• [Exercise details]:
Rewrite the records below, swapping each "candle-body" for "candlestick" and keeping all else unchanged.

--- Supplied material ---

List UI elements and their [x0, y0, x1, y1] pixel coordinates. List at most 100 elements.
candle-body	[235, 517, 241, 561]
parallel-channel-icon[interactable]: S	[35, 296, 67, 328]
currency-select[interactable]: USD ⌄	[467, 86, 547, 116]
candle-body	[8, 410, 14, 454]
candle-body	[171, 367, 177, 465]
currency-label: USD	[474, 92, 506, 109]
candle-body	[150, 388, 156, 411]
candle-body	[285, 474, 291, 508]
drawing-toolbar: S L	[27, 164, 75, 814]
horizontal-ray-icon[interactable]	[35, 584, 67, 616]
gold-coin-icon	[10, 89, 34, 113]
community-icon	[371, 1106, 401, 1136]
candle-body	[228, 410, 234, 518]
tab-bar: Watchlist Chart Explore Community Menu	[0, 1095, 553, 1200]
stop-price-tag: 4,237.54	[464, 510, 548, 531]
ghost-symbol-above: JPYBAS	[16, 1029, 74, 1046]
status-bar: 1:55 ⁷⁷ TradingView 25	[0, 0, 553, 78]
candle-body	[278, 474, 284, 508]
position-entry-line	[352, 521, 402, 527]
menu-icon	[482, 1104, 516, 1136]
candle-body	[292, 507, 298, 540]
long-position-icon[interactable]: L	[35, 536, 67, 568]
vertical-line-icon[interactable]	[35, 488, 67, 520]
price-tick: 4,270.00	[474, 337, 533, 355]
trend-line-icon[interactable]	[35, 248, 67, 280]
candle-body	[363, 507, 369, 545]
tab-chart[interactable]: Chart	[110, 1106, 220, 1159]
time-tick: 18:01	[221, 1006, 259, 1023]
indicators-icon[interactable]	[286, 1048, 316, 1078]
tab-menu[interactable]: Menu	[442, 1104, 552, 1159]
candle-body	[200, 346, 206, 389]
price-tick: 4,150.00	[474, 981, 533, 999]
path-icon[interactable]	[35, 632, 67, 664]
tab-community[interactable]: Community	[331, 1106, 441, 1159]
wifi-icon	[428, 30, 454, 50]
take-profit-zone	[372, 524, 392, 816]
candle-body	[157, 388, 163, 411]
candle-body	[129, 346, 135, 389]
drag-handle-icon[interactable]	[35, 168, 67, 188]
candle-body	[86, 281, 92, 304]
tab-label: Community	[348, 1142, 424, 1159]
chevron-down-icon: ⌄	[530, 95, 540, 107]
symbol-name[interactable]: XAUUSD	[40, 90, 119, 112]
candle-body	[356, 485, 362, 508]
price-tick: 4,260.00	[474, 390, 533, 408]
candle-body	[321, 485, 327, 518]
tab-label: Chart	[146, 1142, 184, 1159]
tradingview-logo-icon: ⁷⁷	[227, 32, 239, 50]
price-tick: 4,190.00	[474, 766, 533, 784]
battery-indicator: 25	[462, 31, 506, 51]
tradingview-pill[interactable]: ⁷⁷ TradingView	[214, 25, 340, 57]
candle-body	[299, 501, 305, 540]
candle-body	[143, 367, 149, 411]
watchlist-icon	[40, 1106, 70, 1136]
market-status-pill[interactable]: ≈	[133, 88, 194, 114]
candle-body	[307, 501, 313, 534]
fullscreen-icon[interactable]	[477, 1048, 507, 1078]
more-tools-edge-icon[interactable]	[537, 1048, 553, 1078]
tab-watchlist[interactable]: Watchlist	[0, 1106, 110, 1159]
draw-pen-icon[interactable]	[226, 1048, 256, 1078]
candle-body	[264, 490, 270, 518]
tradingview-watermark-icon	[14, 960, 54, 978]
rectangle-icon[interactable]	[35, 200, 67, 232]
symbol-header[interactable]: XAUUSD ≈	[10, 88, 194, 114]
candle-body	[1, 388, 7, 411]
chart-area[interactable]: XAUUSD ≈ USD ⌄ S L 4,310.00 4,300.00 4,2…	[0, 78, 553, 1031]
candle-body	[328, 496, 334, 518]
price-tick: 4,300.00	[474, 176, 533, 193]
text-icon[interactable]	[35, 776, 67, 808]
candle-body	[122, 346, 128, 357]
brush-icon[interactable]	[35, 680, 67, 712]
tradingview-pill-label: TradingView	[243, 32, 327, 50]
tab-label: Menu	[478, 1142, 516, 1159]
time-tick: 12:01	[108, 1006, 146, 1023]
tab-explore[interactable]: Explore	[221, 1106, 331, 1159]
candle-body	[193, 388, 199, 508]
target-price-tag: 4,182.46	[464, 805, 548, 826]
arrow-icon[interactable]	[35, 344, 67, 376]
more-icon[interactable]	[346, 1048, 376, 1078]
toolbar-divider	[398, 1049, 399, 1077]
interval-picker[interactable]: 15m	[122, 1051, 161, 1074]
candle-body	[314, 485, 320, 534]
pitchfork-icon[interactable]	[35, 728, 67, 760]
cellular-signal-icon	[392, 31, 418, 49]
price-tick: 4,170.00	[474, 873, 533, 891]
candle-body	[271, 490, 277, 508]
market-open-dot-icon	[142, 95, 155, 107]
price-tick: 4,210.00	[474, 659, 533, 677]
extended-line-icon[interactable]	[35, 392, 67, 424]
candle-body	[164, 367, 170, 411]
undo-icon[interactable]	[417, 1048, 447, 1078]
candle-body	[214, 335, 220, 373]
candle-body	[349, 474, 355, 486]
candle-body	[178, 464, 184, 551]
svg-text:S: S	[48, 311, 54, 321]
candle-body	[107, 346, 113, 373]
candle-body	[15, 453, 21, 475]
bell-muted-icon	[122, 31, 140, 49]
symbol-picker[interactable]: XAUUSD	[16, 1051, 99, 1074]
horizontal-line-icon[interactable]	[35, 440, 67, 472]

---

• [Final result]:
List UI elements and their [x0, y0, x1, y1] pixel coordinates. List at most 100 elements.
candlestick	[235, 517, 241, 561]
parallel-channel-icon[interactable]: S	[35, 296, 67, 328]
currency-select[interactable]: USD ⌄	[467, 86, 547, 116]
candlestick	[8, 410, 14, 454]
candlestick	[171, 367, 177, 465]
currency-label: USD	[474, 92, 506, 109]
candlestick	[150, 388, 156, 411]
candlestick	[285, 474, 291, 508]
drawing-toolbar: S L	[27, 164, 75, 814]
horizontal-ray-icon[interactable]	[35, 584, 67, 616]
gold-coin-icon	[10, 89, 34, 113]
community-icon	[371, 1106, 401, 1136]
candlestick	[228, 410, 234, 518]
tab-bar: Watchlist Chart Explore Community Menu	[0, 1095, 553, 1200]
stop-price-tag: 4,237.54	[464, 510, 548, 531]
ghost-symbol-above: JPYBAS	[16, 1029, 74, 1046]
status-bar: 1:55 ⁷⁷ TradingView 25	[0, 0, 553, 78]
candlestick	[278, 474, 284, 508]
position-entry-line	[352, 521, 402, 527]
menu-icon	[482, 1104, 516, 1136]
candlestick	[292, 507, 298, 540]
long-position-icon[interactable]: L	[35, 536, 67, 568]
vertical-line-icon[interactable]	[35, 488, 67, 520]
price-tick: 4,270.00	[474, 337, 533, 355]
trend-line-icon[interactable]	[35, 248, 67, 280]
candlestick	[363, 507, 369, 545]
tab-chart[interactable]: Chart	[110, 1106, 220, 1159]
time-tick: 18:01	[221, 1006, 259, 1023]
indicators-icon[interactable]	[286, 1048, 316, 1078]
tab-menu[interactable]: Menu	[442, 1104, 552, 1159]
candlestick	[200, 346, 206, 389]
price-tick: 4,150.00	[474, 981, 533, 999]
path-icon[interactable]	[35, 632, 67, 664]
tab-community[interactable]: Community	[331, 1106, 441, 1159]
wifi-icon	[428, 30, 454, 50]
take-profit-zone	[372, 524, 392, 816]
candlestick	[157, 388, 163, 411]
candlestick	[129, 346, 135, 389]
drag-handle-icon[interactable]	[35, 168, 67, 188]
candlestick	[86, 281, 92, 304]
tab-label: Community	[348, 1142, 424, 1159]
chevron-down-icon: ⌄	[530, 95, 540, 107]
symbol-name[interactable]: XAUUSD	[40, 90, 119, 112]
candlestick	[356, 485, 362, 508]
price-tick: 4,260.00	[474, 390, 533, 408]
candlestick	[321, 485, 327, 518]
tab-label: Chart	[146, 1142, 184, 1159]
tradingview-logo-icon: ⁷⁷	[227, 32, 239, 50]
price-tick: 4,190.00	[474, 766, 533, 784]
battery-indicator: 25	[462, 31, 506, 51]
tradingview-pill[interactable]: ⁷⁷ TradingView	[214, 25, 340, 57]
candlestick	[299, 501, 305, 540]
candlestick	[143, 367, 149, 411]
watchlist-icon	[40, 1106, 70, 1136]
market-status-pill[interactable]: ≈	[133, 88, 194, 114]
candlestick	[307, 501, 313, 534]
fullscreen-icon[interactable]	[477, 1048, 507, 1078]
more-tools-edge-icon[interactable]	[537, 1048, 553, 1078]
tab-watchlist[interactable]: Watchlist	[0, 1106, 110, 1159]
draw-pen-icon[interactable]	[226, 1048, 256, 1078]
candlestick	[264, 490, 270, 518]
tradingview-watermark-icon	[14, 960, 54, 978]
rectangle-icon[interactable]	[35, 200, 67, 232]
symbol-header[interactable]: XAUUSD ≈	[10, 88, 194, 114]
candlestick	[1, 388, 7, 411]
chart-area[interactable]: XAUUSD ≈ USD ⌄ S L 4,310.00 4,300.00 4,2…	[0, 78, 553, 1031]
candlestick	[328, 496, 334, 518]
price-tick: 4,300.00	[474, 176, 533, 193]
text-icon[interactable]	[35, 776, 67, 808]
candlestick	[122, 346, 128, 357]
brush-icon[interactable]	[35, 680, 67, 712]
tradingview-pill-label: TradingView	[243, 32, 327, 50]
tab-label: Menu	[478, 1142, 516, 1159]
time-tick: 12:01	[108, 1006, 146, 1023]
tab-explore[interactable]: Explore	[221, 1106, 331, 1159]
candlestick	[193, 388, 199, 508]
target-price-tag: 4,182.46	[464, 805, 548, 826]
arrow-icon[interactable]	[35, 344, 67, 376]
more-icon[interactable]	[346, 1048, 376, 1078]
toolbar-divider	[398, 1049, 399, 1077]
interval-picker[interactable]: 15m	[122, 1051, 161, 1074]
candlestick	[314, 485, 320, 534]
pitchfork-icon[interactable]	[35, 728, 67, 760]
cellular-signal-icon	[392, 31, 418, 49]
price-tick: 4,170.00	[474, 873, 533, 891]
candlestick	[271, 490, 277, 508]
market-open-dot-icon	[142, 95, 155, 107]
price-tick: 4,210.00	[474, 659, 533, 677]
extended-line-icon[interactable]	[35, 392, 67, 424]
candlestick	[164, 367, 170, 411]
undo-icon[interactable]	[417, 1048, 447, 1078]
candlestick	[214, 335, 220, 373]
candlestick	[349, 474, 355, 486]
candlestick	[178, 464, 184, 551]
svg-text:S: S	[48, 311, 54, 321]
candlestick	[107, 346, 113, 373]
candlestick	[15, 453, 21, 475]
bell-muted-icon	[122, 31, 140, 49]
symbol-picker[interactable]: XAUUSD	[16, 1051, 99, 1074]
horizontal-line-icon[interactable]	[35, 440, 67, 472]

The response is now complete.